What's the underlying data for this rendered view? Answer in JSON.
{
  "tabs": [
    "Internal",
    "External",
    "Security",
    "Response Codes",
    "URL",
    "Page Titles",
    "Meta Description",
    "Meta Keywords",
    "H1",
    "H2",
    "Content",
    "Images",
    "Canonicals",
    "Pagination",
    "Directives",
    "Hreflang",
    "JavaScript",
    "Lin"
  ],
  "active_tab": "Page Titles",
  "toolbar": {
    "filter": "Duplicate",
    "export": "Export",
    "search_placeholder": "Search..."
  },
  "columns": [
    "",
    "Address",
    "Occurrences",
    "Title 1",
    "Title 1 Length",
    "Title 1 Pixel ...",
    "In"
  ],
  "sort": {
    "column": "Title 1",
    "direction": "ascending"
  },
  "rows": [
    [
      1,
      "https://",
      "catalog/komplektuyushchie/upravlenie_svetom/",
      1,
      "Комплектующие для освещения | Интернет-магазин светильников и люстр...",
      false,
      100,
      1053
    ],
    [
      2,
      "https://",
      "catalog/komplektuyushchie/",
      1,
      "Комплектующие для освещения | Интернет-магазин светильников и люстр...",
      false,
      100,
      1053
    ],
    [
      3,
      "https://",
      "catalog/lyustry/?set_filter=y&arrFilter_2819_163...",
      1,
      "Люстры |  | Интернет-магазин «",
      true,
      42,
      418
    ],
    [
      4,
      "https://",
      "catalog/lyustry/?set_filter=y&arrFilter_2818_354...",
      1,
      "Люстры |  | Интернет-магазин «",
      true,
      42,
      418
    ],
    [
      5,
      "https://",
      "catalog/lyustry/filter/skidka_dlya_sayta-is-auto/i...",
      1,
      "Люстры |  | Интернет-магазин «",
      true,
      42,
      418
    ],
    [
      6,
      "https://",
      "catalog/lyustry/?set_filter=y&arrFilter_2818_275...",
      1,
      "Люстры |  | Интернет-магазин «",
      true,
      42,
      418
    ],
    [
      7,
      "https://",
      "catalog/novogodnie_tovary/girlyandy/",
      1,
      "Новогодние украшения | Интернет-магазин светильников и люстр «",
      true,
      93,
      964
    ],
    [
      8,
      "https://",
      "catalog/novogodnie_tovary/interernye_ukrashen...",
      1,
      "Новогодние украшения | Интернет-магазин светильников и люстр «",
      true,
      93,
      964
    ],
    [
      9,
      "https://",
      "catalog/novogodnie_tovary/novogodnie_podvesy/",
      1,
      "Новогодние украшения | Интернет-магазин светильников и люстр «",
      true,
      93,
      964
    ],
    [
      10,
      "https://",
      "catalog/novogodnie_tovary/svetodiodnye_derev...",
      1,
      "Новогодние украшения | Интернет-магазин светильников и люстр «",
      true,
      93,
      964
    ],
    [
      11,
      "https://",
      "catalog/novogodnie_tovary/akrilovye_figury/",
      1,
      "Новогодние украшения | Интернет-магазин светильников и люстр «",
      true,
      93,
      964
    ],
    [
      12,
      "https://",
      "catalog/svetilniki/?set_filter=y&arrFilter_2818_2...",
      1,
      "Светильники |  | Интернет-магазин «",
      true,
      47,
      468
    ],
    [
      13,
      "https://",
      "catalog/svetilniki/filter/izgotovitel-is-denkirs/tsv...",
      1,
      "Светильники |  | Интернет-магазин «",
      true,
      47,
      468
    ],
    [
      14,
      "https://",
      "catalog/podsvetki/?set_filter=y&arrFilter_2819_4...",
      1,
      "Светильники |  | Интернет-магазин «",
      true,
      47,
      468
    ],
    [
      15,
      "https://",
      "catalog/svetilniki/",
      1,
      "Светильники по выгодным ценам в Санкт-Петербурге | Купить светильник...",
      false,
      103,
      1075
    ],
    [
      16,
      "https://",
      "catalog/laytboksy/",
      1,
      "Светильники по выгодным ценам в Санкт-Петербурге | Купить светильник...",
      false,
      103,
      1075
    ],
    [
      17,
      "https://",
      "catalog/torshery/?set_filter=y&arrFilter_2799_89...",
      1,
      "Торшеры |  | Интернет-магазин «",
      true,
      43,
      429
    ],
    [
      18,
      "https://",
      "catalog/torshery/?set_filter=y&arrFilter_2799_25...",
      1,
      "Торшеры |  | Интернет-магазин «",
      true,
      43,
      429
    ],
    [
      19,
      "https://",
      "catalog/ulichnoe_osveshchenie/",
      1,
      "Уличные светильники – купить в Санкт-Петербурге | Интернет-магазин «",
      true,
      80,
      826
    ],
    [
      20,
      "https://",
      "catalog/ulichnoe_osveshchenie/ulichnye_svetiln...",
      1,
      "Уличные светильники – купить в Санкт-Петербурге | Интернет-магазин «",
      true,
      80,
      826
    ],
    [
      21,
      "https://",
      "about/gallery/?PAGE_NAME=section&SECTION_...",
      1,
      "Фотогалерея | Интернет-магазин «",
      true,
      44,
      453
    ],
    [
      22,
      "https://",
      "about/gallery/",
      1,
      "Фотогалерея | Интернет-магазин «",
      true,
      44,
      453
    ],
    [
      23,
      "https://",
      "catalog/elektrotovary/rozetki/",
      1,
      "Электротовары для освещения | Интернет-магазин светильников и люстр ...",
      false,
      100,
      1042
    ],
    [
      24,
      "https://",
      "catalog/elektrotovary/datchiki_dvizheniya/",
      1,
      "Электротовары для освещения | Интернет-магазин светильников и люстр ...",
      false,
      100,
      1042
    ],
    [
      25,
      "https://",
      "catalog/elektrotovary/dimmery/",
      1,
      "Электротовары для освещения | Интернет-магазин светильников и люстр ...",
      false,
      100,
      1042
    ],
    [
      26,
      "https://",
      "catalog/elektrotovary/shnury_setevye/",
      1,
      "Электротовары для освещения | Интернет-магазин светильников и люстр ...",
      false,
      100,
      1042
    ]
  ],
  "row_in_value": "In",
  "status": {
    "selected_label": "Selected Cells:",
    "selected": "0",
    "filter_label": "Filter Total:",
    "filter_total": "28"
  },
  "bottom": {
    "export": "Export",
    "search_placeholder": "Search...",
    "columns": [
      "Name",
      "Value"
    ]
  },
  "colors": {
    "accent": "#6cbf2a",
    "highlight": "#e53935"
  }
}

What is needed
Each entry above needs to be retyped exactly as it appears.

Written answer
What's the underlying data for this rendered view? Answer in JSON.
{
  "tabs": [
    "Internal",
    "External",
    "Security",
    "Response Codes",
    "URL",
    "Page Titles",
    "Meta Description",
    "Meta Keywords",
    "H1",
    "H2",
    "Content",
    "Images",
    "Canonicals",
    "Pagination",
    "Directives",
    "Hreflang",
    "JavaScript",
    "Lin"
  ],
  "active_tab": "Page Titles",
  "toolbar": {
    "filter": "Duplicate",
    "export": "Export",
    "search_placeholder": "Search..."
  },
  "columns": [
    "",
    "Address",
    "Occurrences",
    "Title 1",
    "Title 1 Length",
    "Title 1 Pixel ...",
    "In"
  ],
  "sort": {
    "column": "Title 1",
    "direction": "ascending"
  },
  "rows": [
    [
      1,
      "https://",
      "catalog/komplektuyushchie/upravlenie_svetom/",
      1,
      "Комплектующие для освещения | Интернет-магазин светильников и люстр...",
      false,
      100,
      1053
    ],
    [
      2,
      "https://",
      "catalog/komplektuyushchie/",
      1,
      "Комплектующие для освещения | Интернет-магазин светильников и люстр...",
      false,
      100,
      1053
    ],
    [
      3,
      "https://",
      "catalog/lyustry/?set_filter=y&arrFilter_2819_163...",
      1,
      "Люстры |  | Интернет-магазин «",
      true,
      42,
      418
    ],
    [
      4,
      "https://",
      "catalog/lyustry/?set_filter=y&arrFilter_2818_354...",
      1,
      "Люстры |  | Интернет-магазин «",
      true,
      42,
      418
    ],
    [
      5,
      "https://",
      "catalog/lyustry/filter/skidka_dlya_sayta-is-auto/i...",
      1,
      "Люстры |  | Интернет-магазин «",
      true,
      42,
      418
    ],
    [
      6,
      "https://",
      "catalog/lyustry/?set_filter=y&arrFilter_2818_275...",
      1,
      "Люстры |  | Интернет-магазин «",
      true,
      42,
      418
    ],
    [
      7,
      "https://",
      "catalog/novogodnie_tovary/girlyandy/",
      1,
      "Новогодние украшения | Интернет-магазин светильников и люстр «",
      true,
      93,
      964
    ],
    [
      8,
      "https://",
      "catalog/novogodnie_tovary/interernye_ukrashen...",
      1,
      "Новогодние украшения | Интернет-магазин светильников и люстр «",
      true,
      93,
      964
    ],
    [
      9,
      "https://",
      "catalog/novogodnie_tovary/novogodnie_podvesy/",
      1,
      "Новогодние украшения | Интернет-магазин светильников и люстр «",
      true,
      93,
      964
    ],
    [
      10,
      "https://",
      "catalog/novogodnie_tovary/svetodiodnye_derev...",
      1,
      "Новогодние украшения | Интернет-магазин светильников и люстр «",
      true,
      93,
      964
    ],
    [
      11,
      "https://",
      "catalog/novogodnie_tovary/akrilovye_figury/",
      1,
      "Новогодние украшения | Интернет-магазин светильников и люстр «",
      true,
      93,
      964
    ],
    [
      12,
      "https://",
      "catalog/svetilniki/?set_filter=y&arrFilter_2818_2...",
      1,
      "Светильники |  | Интернет-магазин «",
      true,
      47,
      468
    ],
    [
      13,
      "https://",
      "catalog/svetilniki/filter/izgotovitel-is-denkirs/tsv...",
      1,
      "Светильники |  | Интернет-магазин «",
      true,
      47,
      468
    ],
    [
      14,
      "https://",
      "catalog/podsvetki/?set_filter=y&arrFilter_2819_4...",
      1,
      "Светильники |  | Интернет-магазин «",
      true,
      47,
      468
    ],
    [
      15,
      "https://",
      "catalog/svetilniki/",
      1,
      "Светильники по выгодным ценам в Санкт-Петербурге | Купить светильник...",
      false,
      103,
      1075
    ],
    [
      16,
      "https://",
      "catalog/laytboksy/",
      1,
      "Светильники по выгодным ценам в Санкт-Петербурге | Купить светильник...",
      false,
      103,
      1075
    ],
    [
      17,
      "https://",
      "catalog/torshery/?set_filter=y&arrFilter_2799_89...",
      1,
      "Торшеры |  | Интернет-магазин «",
      true,
      43,
      429
    ],
    [
      18,
      "https://",
      "catalog/torshery/?set_filter=y&arrFilter_2799_25...",
      1,
      "Торшеры |  | Интернет-магазин «",
      true,
      43,
      429
    ],
    [
      19,
      "https://",
      "catalog/ulichnoe_osveshchenie/",
      1,
      "Уличные светильники – купить в Санкт-Петербурге | Интернет-магазин «",
      true,
      80,
      826
    ],
    [
      20,
      "https://",
      "catalog/ulichnoe_osveshchenie/ulichnye_svetiln...",
      1,
      "Уличные светильники – купить в Санкт-Петербурге | Интернет-магазин «",
      true,
      80,
      826
    ],
    [
      21,
      "https://",
      "about/gallery/?PAGE_NAME=section&SECTION_...",
      1,
      "Фотогалерея | Интернет-магазин «",
      true,
      44,
      453
    ],
    [
      22,
      "https://",
      "about/gallery/",
      1,
      "Фотогалерея | Интернет-магазин «",
      true,
      44,
      453
    ],
    [
      23,
      "https://",
      "catalog/elektrotovary/rozetki/",
      1,
      "Электротовары для освещения | Интернет-магазин светильников и люстр ...",
      false,
      100,
      1042
    ],
    [
      24,
      "https://",
      "catalog/elektrotovary/datchiki_dvizheniya/",
      1,
      "Электротовары для освещения | Интернет-магазин светильников и люстр ...",
      false,
      100,
      1042
    ],
    [
      25,
      "https://",
      "catalog/elektrotovary/dimmery/",
      1,
      "Электротовары для освещения | Интернет-магазин светильников и люстр ...",
      false,
      100,
      1042
    ],
    [
      26,
      "https://",
      "catalog/elektrotovary/shnury_setevye/",
      1,
      "Электротовары для освещения | Интернет-магазин светильников и люстр ...",
      false,
      100,
      1042
    ]
  ],
  "row_in_value": "In",
  "status": {
    "selected_label": "Selected Cells:",
    "selected": "0",
    "filter_label": "Filter Total:",
    "filter_total": "28"
  },
  "bottom": {
    "export": "Export",
    "search_placeholder": "Search...",
    "columns": [
      "Name",
      "Value"
    ]
  },
  "colors": {
    "accent": "#6cbf2a",
    "highlight": "#e53935"
  }
}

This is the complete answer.